[begin Dataset extract]

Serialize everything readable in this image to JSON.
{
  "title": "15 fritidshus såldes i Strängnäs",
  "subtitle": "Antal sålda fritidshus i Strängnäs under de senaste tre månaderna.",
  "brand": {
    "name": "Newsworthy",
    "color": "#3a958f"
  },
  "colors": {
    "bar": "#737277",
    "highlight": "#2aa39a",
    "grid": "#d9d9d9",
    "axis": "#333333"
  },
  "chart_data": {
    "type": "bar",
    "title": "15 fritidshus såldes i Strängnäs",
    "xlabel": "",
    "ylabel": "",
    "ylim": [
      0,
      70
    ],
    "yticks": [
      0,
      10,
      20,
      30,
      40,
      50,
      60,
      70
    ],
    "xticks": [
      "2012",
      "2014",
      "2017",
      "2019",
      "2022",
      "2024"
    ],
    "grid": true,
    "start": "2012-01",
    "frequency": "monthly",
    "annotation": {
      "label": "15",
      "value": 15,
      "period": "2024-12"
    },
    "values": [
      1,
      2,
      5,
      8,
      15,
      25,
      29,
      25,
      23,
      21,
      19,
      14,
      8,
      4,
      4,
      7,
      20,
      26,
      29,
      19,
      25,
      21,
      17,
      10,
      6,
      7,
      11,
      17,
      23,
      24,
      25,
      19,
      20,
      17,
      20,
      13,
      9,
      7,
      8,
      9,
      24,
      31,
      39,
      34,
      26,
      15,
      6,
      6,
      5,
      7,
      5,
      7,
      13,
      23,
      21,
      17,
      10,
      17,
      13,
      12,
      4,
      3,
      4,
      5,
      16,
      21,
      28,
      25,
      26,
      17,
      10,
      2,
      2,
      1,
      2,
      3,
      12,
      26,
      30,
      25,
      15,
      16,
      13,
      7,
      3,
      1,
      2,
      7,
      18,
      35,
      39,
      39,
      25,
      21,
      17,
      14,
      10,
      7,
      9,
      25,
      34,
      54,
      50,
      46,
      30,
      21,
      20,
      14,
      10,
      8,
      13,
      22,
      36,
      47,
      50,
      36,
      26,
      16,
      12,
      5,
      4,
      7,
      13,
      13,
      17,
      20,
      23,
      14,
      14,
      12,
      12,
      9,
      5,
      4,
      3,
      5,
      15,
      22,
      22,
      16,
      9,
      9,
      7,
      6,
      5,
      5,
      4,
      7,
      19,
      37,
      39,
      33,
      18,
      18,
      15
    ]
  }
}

[end Dataset extract]

=== Written request ===
Transcribe each entry precisely, missing none.

=== Response to this exercise ===
Serialize everything readable in this image to JSON.
{
  "title": "15 fritidshus såldes i Strängnäs",
  "subtitle": "Antal sålda fritidshus i Strängnäs under de senaste tre månaderna.",
  "brand": {
    "name": "Newsworthy",
    "color": "#3a958f"
  },
  "colors": {
    "bar": "#737277",
    "highlight": "#2aa39a",
    "grid": "#d9d9d9",
    "axis": "#333333"
  },
  "chart_data": {
    "type": "bar",
    "title": "15 fritidshus såldes i Strängnäs",
    "xlabel": "",
    "ylabel": "",
    "ylim": [
      0,
      70
    ],
    "yticks": [
      0,
      10,
      20,
      30,
      40,
      50,
      60,
      70
    ],
    "xticks": [
      "2012",
      "2014",
      "2017",
      "2019",
      "2022",
      "2024"
    ],
    "grid": true,
    "start": "2012-01",
    "frequency": "monthly",
    "annotation": {
      "label": "15",
      "value": 15,
      "period": "2024-12"
    },
    "values": [
      1,
      2,
      5,
      8,
      15,
      25,
      29,
      25,
      23,
      21,
      19,
      14,
      8,
      4,
      4,
      7,
      20,
      26,
      29,
      19,
      25,
      21,
      17,
      10,
      6,
      7,
      11,
      17,
      23,
      24,
      25,
      19,
      20,
      17,
      20,
      13,
      9,
      7,
      8,
      9,
      24,
      31,
      39,
      34,
      26,
      15,
      6,
      6,
      5,
      7,
      5,
      7,
      13,
      23,
      21,
      17,
      10,
      17,
      13,
      12,
      4,
      3,
      4,
      5,
      16,
      21,
      28,
      25,
      26,
      17,
      10,
      2,
      2,
      1,
      2,
      3,
      12,
      26,
      30,
      25,
      15,
      16,
      13,
      7,
      3,
      1,
      2,
      7,
      18,
      35,
      39,
      39,
      25,
      21,
      17,
      14,
      10,
      7,
      9,
      25,
      34,
      54,
      50,
      46,
      30,
      21,
      20,
      14,
      10,
      8,
      13,
      22,
      36,
      47,
      50,
      36,
      26,
      16,
      12,
      5,
      4,
      7,
      13,
      13,
      17,
      20,
      23,
      14,
      14,
      12,
      12,
      9,
      5,
      4,
      3,
      5,
      15,
      22,
      22,
      16,
      9,
      9,
      7,
      6,
      5,
      5,
      4,
      7,
      19,
      37,
      39,
      33,
      18,
      18,
      15
    ]
  }
}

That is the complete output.